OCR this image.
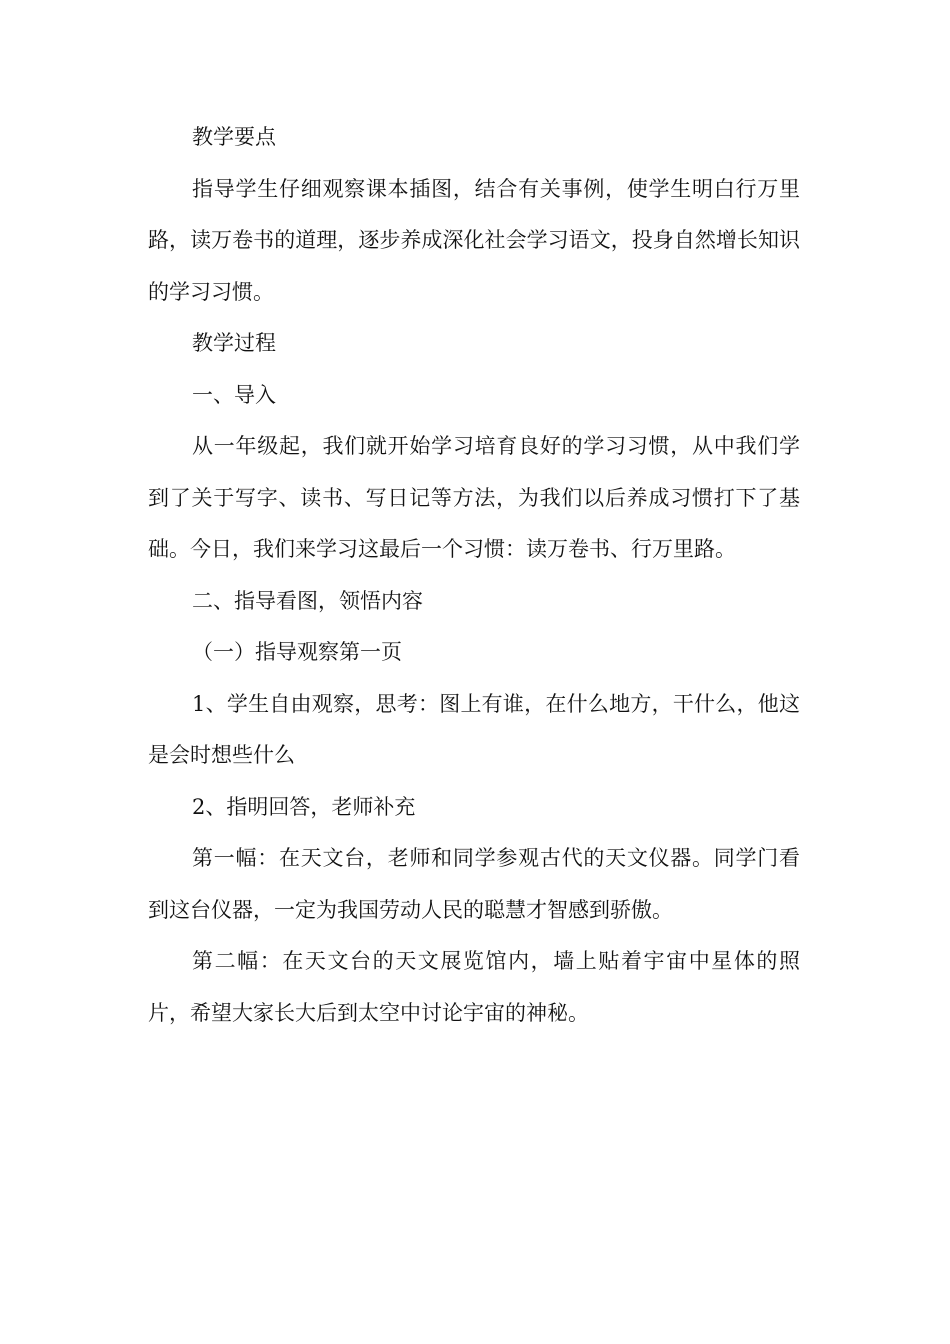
教学要点

指导学生仔细观察课本插图，结合有关事例，使学生明白行万里路，读万卷书的道理，逐步养成深化社会学习语文，投身自然增长知识的学习习惯。

教学过程

一、导入

从一年级起，我们就开始学习培育良好的学习习惯，从中我们学到了关于写字、读书、写日记等方法，为我们以后养成习惯打下了基础。今日，我们来学习这最后一个习惯：读万卷书、行万里路。

二、指导看图，领悟内容

（一）指导观察第一页

1、学生自由观察，思考：图上有谁，在什么地方，干什么，他这是会时想些什么

2、指明回答，老师补充

第一幅：在天文台，老师和同学参观古代的天文仪器。同学门看到这台仪器，一定为我国劳动人民的聪慧才智感到骄傲。

第二幅：在天文台的天文展览馆内，墙上贴着宇宙中星体的照片，希望大家长大后到太空中讨论宇宙的神秘。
- - - -
**PROBLEM STATEMENT:** Reproduce each line of the records exactly, and omit every picture.

**OUTPUT:**
OCR this image.
教学要点

指导学生仔细观察课本插图，结合有关事例，使学生明白行万里路，读万卷书的道理，逐步养成深化社会学习语文，投身自然增长知识的学习习惯。

教学过程

一、导入

从一年级起，我们就开始学习培育良好的学习习惯，从中我们学到了关于写字、读书、写日记等方法，为我们以后养成习惯打下了基础。今日，我们来学习这最后一个习惯：读万卷书、行万里路。

二、指导看图，领悟内容

（一）指导观察第一页

1、学生自由观察，思考：图上有谁，在什么地方，干什么，他这是会时想些什么

2、指明回答，老师补充

第一幅：在天文台，老师和同学参观古代的天文仪器。同学门看到这台仪器，一定为我国劳动人民的聪慧才智感到骄傲。

第二幅：在天文台的天文展览馆内，墙上贴着宇宙中星体的照片，希望大家长大后到太空中讨论宇宙的神秘。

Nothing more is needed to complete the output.